MATERIAL TO PROCESS

◆ ◆ ◆ ◆

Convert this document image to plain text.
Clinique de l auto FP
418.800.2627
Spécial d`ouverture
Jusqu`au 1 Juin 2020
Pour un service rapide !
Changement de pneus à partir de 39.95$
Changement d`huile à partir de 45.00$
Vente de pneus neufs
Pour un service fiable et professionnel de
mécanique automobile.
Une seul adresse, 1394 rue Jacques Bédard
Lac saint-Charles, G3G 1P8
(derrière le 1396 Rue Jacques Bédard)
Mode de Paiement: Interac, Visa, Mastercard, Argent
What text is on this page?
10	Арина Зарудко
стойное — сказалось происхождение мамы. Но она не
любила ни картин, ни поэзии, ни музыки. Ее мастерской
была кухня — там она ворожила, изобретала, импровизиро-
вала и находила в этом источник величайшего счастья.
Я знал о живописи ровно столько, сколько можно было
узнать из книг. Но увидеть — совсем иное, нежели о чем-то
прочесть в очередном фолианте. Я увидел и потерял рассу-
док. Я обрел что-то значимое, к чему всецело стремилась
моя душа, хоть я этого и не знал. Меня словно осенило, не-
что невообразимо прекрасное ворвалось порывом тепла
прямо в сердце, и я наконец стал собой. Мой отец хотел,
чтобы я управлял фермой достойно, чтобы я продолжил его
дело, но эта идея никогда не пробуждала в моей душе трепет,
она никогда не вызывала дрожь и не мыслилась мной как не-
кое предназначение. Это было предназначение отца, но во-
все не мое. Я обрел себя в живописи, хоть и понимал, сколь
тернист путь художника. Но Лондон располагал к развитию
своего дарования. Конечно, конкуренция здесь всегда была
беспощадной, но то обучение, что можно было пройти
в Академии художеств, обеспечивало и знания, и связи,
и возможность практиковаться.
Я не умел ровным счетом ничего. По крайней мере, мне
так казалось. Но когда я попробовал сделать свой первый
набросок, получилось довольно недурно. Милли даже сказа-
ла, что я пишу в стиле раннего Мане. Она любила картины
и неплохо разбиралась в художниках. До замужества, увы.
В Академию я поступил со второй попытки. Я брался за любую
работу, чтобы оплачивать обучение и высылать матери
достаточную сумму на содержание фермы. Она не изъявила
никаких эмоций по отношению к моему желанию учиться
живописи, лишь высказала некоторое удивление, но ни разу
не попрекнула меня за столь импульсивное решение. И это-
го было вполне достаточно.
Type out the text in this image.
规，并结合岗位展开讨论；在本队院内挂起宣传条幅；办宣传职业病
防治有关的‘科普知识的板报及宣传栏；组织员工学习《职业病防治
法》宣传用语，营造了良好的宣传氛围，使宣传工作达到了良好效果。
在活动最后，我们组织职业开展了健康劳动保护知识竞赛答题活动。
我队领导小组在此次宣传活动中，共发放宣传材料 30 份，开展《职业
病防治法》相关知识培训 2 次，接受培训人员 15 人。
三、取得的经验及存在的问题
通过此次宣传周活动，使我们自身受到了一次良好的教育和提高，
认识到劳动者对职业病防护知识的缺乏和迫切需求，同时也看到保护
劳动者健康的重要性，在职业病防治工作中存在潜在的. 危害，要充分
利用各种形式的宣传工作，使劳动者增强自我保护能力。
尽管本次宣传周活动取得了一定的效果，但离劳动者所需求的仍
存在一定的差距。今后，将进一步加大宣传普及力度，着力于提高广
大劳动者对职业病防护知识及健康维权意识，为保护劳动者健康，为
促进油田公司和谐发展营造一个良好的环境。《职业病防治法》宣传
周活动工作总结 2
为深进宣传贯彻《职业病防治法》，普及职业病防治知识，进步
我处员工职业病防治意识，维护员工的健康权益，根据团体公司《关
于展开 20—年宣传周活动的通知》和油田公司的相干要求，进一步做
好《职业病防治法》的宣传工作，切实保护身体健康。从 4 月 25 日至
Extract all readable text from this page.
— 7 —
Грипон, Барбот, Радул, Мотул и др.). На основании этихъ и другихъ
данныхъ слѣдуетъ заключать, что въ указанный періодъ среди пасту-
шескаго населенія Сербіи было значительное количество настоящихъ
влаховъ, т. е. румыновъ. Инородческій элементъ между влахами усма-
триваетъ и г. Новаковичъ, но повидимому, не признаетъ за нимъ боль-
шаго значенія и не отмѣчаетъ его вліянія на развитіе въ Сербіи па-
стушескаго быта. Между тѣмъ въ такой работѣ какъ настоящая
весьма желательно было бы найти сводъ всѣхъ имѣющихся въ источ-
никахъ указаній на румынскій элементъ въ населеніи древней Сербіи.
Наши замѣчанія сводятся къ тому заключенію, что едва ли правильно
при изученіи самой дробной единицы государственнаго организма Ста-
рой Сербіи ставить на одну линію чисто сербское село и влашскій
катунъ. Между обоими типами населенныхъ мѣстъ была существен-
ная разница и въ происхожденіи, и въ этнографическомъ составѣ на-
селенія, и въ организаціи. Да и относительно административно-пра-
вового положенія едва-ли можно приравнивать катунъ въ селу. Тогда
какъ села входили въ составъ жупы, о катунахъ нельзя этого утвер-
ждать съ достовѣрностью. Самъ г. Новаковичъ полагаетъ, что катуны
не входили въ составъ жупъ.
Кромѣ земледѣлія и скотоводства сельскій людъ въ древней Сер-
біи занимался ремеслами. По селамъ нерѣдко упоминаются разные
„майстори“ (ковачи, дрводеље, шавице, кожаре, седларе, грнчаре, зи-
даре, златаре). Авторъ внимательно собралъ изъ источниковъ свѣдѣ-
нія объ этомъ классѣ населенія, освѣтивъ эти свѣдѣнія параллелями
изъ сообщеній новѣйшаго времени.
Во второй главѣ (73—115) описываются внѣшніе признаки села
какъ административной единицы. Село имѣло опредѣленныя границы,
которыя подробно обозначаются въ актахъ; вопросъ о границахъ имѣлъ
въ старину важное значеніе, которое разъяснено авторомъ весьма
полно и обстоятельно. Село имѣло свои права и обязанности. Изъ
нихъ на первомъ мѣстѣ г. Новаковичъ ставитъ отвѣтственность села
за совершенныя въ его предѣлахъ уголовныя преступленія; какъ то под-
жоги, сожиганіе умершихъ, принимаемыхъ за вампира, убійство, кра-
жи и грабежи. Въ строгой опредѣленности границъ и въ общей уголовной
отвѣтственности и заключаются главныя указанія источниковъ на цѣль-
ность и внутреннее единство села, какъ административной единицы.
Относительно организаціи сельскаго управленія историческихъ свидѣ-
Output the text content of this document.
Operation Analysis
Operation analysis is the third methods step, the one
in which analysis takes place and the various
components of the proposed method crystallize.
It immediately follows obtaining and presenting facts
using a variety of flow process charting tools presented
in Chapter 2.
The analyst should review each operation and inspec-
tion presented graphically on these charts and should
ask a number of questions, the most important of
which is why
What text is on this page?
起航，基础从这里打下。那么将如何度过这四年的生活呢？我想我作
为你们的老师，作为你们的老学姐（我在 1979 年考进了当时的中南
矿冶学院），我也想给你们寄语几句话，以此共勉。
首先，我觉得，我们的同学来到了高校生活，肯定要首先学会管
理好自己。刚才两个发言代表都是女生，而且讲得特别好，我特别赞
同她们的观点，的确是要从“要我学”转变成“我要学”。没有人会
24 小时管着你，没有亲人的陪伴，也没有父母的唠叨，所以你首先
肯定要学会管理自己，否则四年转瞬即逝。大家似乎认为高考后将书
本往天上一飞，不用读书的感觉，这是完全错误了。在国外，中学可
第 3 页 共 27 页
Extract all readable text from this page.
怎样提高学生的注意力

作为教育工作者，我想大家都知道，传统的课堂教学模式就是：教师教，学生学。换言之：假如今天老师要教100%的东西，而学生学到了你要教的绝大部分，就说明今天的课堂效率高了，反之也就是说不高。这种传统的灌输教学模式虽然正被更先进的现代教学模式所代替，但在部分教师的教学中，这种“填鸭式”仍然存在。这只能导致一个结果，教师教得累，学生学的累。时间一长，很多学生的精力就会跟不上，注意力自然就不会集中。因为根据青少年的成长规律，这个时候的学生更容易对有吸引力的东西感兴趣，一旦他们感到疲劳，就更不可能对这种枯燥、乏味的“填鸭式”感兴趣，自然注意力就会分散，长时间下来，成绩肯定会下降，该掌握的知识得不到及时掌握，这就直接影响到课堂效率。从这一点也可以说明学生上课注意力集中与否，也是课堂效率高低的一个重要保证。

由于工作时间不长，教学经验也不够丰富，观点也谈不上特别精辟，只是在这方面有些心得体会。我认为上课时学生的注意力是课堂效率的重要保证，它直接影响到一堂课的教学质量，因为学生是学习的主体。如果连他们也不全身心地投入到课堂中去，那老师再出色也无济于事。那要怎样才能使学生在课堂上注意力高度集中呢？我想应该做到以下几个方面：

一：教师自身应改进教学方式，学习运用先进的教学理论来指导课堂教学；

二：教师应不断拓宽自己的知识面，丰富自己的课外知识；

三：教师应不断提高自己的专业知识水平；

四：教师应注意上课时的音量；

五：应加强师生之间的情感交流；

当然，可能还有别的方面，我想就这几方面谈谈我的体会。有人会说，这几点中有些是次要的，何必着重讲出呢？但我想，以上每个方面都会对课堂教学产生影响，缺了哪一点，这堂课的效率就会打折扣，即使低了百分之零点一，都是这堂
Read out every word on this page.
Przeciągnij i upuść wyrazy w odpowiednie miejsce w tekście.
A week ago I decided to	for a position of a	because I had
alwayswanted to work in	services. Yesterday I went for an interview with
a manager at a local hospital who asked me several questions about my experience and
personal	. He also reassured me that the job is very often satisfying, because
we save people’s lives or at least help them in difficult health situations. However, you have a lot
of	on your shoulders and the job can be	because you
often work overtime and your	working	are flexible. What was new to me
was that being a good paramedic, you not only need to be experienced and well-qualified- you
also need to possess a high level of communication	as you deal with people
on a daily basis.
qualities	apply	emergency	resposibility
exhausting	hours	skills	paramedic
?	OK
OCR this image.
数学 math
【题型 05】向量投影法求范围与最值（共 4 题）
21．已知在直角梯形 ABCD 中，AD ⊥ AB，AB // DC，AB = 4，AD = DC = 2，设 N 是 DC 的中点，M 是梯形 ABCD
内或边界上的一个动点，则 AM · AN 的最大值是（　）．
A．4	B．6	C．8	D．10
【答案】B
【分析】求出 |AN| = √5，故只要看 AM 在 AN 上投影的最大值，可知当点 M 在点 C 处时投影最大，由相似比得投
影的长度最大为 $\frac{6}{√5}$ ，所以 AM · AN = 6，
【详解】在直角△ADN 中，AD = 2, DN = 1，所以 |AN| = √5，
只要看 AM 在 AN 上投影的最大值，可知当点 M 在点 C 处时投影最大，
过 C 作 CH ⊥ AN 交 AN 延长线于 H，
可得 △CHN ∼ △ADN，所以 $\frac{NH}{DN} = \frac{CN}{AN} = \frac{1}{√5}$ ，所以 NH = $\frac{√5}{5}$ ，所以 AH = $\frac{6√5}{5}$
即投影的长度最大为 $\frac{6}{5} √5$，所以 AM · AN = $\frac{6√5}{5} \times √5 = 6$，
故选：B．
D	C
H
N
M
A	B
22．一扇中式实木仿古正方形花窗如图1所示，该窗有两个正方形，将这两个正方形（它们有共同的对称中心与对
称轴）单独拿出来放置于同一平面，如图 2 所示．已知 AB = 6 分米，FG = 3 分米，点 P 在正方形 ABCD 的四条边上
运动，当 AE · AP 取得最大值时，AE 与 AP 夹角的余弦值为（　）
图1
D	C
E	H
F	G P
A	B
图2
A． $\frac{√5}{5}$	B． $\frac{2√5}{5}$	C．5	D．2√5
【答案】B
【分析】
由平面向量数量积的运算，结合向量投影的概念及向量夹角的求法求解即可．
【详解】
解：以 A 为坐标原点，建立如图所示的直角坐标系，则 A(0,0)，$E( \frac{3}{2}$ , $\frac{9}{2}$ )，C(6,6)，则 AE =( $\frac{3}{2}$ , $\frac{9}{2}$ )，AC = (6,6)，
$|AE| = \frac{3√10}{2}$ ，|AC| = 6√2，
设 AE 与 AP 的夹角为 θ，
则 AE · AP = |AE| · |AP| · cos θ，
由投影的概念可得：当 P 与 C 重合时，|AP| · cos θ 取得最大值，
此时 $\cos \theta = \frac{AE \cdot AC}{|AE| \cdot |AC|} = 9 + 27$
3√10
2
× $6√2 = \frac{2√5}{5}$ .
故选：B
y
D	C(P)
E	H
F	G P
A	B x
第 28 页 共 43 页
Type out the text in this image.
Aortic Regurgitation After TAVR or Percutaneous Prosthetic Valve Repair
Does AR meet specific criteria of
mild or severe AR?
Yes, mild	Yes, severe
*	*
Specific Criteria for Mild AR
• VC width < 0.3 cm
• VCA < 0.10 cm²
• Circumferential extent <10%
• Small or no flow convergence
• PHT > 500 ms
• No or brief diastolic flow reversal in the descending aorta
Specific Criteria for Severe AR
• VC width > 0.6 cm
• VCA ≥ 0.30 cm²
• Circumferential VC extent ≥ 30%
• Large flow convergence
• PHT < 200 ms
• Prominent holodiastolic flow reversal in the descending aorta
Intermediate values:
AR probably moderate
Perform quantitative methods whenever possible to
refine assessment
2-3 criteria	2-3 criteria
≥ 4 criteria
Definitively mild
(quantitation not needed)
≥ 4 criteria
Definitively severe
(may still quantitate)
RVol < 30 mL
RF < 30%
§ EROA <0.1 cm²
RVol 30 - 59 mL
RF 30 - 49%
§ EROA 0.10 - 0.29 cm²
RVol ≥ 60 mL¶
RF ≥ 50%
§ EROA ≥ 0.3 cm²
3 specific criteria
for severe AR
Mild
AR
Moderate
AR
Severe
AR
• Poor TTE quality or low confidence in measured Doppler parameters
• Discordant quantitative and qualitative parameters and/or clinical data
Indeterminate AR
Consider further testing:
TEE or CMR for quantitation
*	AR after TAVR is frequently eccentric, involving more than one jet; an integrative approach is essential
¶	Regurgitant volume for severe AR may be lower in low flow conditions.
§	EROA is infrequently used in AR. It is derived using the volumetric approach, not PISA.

◆ ◆ ◆ ◆

TASK OBJECTIVE
Of the lines above, how many hold the string "parameters"? Answer with only the number.

ANSWER IN FULL
2